Stored data entries:
↓↓↓

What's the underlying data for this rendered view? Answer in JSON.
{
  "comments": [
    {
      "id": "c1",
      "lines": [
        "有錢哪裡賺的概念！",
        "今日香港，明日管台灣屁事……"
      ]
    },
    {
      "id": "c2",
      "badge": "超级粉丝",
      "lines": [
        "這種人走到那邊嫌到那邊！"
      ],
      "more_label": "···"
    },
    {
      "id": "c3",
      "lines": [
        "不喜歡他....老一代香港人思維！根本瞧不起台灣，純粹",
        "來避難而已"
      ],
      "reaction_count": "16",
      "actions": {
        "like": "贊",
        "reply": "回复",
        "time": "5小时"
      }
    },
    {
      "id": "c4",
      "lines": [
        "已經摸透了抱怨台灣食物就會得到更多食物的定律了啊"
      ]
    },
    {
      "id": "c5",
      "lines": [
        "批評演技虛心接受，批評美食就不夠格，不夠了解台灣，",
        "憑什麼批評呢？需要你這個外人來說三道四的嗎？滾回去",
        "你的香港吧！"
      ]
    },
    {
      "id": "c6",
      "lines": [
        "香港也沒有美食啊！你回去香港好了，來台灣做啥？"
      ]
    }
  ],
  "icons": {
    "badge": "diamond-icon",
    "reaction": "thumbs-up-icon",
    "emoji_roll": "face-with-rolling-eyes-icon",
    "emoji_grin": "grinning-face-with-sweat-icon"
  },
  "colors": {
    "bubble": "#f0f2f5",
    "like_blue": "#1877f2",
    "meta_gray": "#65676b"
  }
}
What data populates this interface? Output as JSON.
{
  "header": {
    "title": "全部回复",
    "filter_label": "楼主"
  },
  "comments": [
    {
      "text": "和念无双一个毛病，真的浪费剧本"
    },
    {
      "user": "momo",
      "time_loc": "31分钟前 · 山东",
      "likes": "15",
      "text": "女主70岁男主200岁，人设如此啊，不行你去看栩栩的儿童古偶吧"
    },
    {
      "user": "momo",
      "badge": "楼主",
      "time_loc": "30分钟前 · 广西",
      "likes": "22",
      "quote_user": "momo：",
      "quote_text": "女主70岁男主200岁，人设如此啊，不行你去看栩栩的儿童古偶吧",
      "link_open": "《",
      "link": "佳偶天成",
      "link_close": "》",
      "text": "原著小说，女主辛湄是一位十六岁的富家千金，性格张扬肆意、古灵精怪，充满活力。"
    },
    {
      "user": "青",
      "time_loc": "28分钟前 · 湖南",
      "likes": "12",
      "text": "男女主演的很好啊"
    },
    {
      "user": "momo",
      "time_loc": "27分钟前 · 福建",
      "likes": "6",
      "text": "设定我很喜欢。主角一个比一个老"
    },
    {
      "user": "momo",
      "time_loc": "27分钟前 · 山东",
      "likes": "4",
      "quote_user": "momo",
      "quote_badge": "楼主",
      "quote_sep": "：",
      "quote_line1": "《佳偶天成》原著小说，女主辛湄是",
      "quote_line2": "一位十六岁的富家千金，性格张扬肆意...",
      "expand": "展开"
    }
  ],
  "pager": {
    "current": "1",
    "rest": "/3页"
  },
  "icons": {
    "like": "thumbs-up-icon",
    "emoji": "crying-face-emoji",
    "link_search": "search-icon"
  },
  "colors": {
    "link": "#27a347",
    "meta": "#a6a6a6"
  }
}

↑↑↑

Stated task:
Repeat every record, keeping each word and mark exactly as it is.

The output:
What's the underlying data for this rendered view? Answer in JSON.
{
  "comments": [
    {
      "id": "c1",
      "lines": [
        "有錢哪裡賺的概念！",
        "今日香港，明日管台灣屁事……"
      ]
    },
    {
      "id": "c2",
      "badge": "超级粉丝",
      "lines": [
        "這種人走到那邊嫌到那邊！"
      ],
      "more_label": "···"
    },
    {
      "id": "c3",
      "lines": [
        "不喜歡他....老一代香港人思維！根本瞧不起台灣，純粹",
        "來避難而已"
      ],
      "reaction_count": "16",
      "actions": {
        "like": "贊",
        "reply": "回复",
        "time": "5小时"
      }
    },
    {
      "id": "c4",
      "lines": [
        "已經摸透了抱怨台灣食物就會得到更多食物的定律了啊"
      ]
    },
    {
      "id": "c5",
      "lines": [
        "批評演技虛心接受，批評美食就不夠格，不夠了解台灣，",
        "憑什麼批評呢？需要你這個外人來說三道四的嗎？滾回去",
        "你的香港吧！"
      ]
    },
    {
      "id": "c6",
      "lines": [
        "香港也沒有美食啊！你回去香港好了，來台灣做啥？"
      ]
    }
  ],
  "icons": {
    "badge": "diamond-icon",
    "reaction": "thumbs-up-icon",
    "emoji_roll": "face-with-rolling-eyes-icon",
    "emoji_grin": "grinning-face-with-sweat-icon"
  },
  "colors": {
    "bubble": "#f0f2f5",
    "like_blue": "#1877f2",
    "meta_gray": "#65676b"
  }
}
What data populates this interface? Output as JSON.
{
  "header": {
    "title": "全部回复",
    "filter_label": "楼主"
  },
  "comments": [
    {
      "text": "和念无双一个毛病，真的浪费剧本"
    },
    {
      "user": "momo",
      "time_loc": "31分钟前 · 山东",
      "likes": "15",
      "text": "女主70岁男主200岁，人设如此啊，不行你去看栩栩的儿童古偶吧"
    },
    {
      "user": "momo",
      "badge": "楼主",
      "time_loc": "30分钟前 · 广西",
      "likes": "22",
      "quote_user": "momo：",
      "quote_text": "女主70岁男主200岁，人设如此啊，不行你去看栩栩的儿童古偶吧",
      "link_open": "《",
      "link": "佳偶天成",
      "link_close": "》",
      "text": "原著小说，女主辛湄是一位十六岁的富家千金，性格张扬肆意、古灵精怪，充满活力。"
    },
    {
      "user": "青",
      "time_loc": "28分钟前 · 湖南",
      "likes": "12",
      "text": "男女主演的很好啊"
    },
    {
      "user": "momo",
      "time_loc": "27分钟前 · 福建",
      "likes": "6",
      "text": "设定我很喜欢。主角一个比一个老"
    },
    {
      "user": "momo",
      "time_loc": "27分钟前 · 山东",
      "likes": "4",
      "quote_user": "momo",
      "quote_badge": "楼主",
      "quote_sep": "：",
      "quote_line1": "《佳偶天成》原著小说，女主辛湄是",
      "quote_line2": "一位十六岁的富家千金，性格张扬肆意...",
      "expand": "展开"
    }
  ],
  "pager": {
    "current": "1",
    "rest": "/3页"
  },
  "icons": {
    "like": "thumbs-up-icon",
    "emoji": "crying-face-emoji",
    "link_search": "search-icon"
  },
  "colors": {
    "link": "#27a347",
    "meta": "#a6a6a6"
  }
}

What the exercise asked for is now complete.